REQUIREMENTS:
Count lines with "받아들였으며" in them. Report only the total.
::::::::
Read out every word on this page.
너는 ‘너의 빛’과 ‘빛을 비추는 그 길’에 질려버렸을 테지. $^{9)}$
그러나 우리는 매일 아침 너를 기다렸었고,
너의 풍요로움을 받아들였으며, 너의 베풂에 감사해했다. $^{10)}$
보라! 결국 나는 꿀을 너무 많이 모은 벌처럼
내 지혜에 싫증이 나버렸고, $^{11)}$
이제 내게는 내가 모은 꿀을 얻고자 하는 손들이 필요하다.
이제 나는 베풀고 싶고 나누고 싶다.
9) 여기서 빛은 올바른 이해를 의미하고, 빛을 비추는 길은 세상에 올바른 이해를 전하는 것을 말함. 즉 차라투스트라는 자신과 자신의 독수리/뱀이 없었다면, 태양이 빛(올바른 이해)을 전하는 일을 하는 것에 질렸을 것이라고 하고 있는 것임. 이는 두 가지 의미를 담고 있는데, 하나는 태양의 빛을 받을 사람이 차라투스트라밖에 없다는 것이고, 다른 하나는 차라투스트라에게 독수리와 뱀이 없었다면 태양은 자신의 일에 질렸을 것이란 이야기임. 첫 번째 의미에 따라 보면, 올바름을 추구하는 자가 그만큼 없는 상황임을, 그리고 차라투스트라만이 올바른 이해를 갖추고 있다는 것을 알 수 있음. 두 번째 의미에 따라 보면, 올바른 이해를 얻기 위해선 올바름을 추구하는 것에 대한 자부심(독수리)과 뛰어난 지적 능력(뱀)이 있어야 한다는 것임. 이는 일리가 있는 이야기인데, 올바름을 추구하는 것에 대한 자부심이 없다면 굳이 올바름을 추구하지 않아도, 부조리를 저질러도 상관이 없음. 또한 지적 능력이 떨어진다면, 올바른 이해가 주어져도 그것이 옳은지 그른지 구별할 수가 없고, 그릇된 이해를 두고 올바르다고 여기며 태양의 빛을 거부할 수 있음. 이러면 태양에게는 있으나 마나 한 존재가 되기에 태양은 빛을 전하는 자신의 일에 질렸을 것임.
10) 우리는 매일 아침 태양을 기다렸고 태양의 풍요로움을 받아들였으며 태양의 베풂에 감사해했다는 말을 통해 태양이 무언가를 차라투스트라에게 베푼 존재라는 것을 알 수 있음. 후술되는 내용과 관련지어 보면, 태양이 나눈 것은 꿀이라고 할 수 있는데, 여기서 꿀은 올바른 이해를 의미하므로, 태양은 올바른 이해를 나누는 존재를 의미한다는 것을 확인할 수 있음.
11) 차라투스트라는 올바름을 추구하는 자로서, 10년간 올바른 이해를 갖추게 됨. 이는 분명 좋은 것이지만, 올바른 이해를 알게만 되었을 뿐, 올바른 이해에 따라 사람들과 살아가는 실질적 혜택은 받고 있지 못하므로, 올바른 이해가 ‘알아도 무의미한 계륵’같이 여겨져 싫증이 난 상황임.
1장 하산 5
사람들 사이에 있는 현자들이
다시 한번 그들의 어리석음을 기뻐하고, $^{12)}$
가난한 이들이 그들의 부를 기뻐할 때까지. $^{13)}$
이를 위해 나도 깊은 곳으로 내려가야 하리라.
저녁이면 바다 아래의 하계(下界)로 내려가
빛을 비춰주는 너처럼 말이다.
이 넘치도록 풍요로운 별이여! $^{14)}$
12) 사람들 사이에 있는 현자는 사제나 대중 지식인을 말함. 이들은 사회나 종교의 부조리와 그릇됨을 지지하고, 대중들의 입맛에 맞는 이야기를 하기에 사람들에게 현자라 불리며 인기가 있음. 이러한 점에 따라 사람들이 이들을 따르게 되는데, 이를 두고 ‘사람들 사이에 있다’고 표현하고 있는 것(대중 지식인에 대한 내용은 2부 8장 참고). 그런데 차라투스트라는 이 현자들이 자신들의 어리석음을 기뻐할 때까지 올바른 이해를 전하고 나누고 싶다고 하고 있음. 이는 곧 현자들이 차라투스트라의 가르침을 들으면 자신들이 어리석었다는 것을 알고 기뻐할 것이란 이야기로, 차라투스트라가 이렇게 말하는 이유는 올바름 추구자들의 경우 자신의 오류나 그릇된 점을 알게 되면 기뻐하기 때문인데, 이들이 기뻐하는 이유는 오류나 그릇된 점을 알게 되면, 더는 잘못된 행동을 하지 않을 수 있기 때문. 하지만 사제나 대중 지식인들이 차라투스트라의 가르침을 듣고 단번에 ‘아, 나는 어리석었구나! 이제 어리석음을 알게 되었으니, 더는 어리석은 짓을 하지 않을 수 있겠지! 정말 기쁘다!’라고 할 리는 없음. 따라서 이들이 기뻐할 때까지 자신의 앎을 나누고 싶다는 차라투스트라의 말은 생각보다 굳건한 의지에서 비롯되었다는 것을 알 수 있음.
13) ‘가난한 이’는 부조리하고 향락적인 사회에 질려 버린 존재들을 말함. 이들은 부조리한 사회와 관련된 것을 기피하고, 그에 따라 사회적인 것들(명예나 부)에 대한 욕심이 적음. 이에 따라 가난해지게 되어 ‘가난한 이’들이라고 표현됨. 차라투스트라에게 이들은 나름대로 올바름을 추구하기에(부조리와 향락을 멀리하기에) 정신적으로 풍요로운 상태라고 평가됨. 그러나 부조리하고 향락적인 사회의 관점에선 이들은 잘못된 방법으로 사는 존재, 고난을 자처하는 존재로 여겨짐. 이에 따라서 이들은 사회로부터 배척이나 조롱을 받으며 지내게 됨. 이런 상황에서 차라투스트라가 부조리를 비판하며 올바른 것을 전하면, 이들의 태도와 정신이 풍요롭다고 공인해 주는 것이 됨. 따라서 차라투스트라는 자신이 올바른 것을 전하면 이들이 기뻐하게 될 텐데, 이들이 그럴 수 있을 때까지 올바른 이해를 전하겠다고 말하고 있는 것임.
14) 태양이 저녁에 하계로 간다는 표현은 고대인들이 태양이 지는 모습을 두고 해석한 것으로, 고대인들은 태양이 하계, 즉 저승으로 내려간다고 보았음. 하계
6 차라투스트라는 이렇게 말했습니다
::::::::
ANSWER:
2